**Job:**
Without skipping anything, write out each record below exactly.

**Listed entries:**
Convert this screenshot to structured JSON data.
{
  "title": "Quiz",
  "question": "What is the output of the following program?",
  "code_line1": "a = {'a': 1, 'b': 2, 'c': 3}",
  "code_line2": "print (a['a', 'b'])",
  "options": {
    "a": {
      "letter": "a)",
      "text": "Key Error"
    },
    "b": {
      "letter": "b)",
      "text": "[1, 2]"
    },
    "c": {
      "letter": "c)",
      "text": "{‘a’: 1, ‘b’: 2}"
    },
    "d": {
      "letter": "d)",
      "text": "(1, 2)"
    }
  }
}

**Full response:**
Convert this screenshot to structured JSON data.
{
  "title": "Quiz",
  "question": "What is the output of the following program?",
  "code_line1": "a = {'a': 1, 'b': 2, 'c': 3}",
  "code_line2": "print (a['a', 'b'])",
  "options": {
    "a": {
      "letter": "a)",
      "text": "Key Error"
    },
    "b": {
      "letter": "b)",
      "text": "[1, 2]"
    },
    "c": {
      "letter": "c)",
      "text": "{‘a’: 1, ‘b’: 2}"
    },
    "d": {
      "letter": "d)",
      "text": "(1, 2)"
    }
  }
}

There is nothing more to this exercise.